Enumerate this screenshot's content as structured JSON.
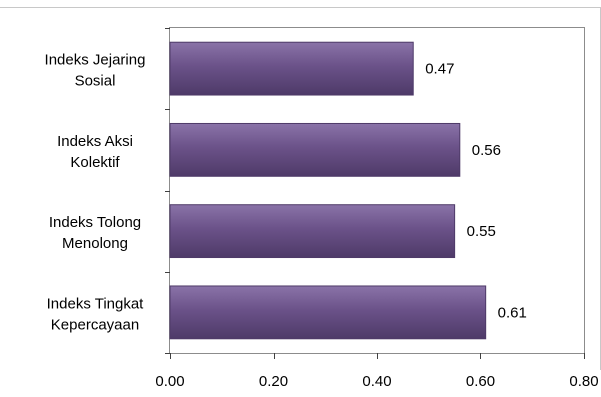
{
  "chart_data": {
    "type": "bar",
    "orientation": "horizontal",
    "categories": [
      [
        "Indeks Jejaring",
        "Sosial"
      ],
      [
        "Indeks Aksi",
        "Kolektif"
      ],
      [
        "Indeks Tolong",
        "Menolong"
      ],
      [
        "Indeks Tingkat",
        "Kepercayaan"
      ]
    ],
    "values": [
      0.47,
      0.56,
      0.55,
      0.61
    ],
    "value_labels": [
      "0.47",
      "0.56",
      "0.55",
      "0.61"
    ],
    "xlim": [
      0,
      0.8
    ],
    "x_ticks": [
      0,
      0.2,
      0.4,
      0.6,
      0.8
    ],
    "x_tick_labels": [
      "0.00",
      "0.20",
      "0.40",
      "0.60",
      "0.80"
    ],
    "title": "",
    "xlabel": "",
    "ylabel": "",
    "grid": false,
    "legend": "none",
    "bar_color": "#6b5289",
    "bar_color_light": "#8a73a8",
    "bar_color_dark": "#4e3a68"
  }
}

**Exercise instructions**
Excluding the pictures, reproduce every entry exactly as given.

**Exercise result**
Enumerate this screenshot's content as structured JSON.
{
  "chart_data": {
    "type": "bar",
    "orientation": "horizontal",
    "categories": [
      [
        "Indeks Jejaring",
        "Sosial"
      ],
      [
        "Indeks Aksi",
        "Kolektif"
      ],
      [
        "Indeks Tolong",
        "Menolong"
      ],
      [
        "Indeks Tingkat",
        "Kepercayaan"
      ]
    ],
    "values": [
      0.47,
      0.56,
      0.55,
      0.61
    ],
    "value_labels": [
      "0.47",
      "0.56",
      "0.55",
      "0.61"
    ],
    "xlim": [
      0,
      0.8
    ],
    "x_ticks": [
      0,
      0.2,
      0.4,
      0.6,
      0.8
    ],
    "x_tick_labels": [
      "0.00",
      "0.20",
      "0.40",
      "0.60",
      "0.80"
    ],
    "title": "",
    "xlabel": "",
    "ylabel": "",
    "grid": false,
    "legend": "none",
    "bar_color": "#6b5289",
    "bar_color_light": "#8a73a8",
    "bar_color_dark": "#4e3a68"
  }
}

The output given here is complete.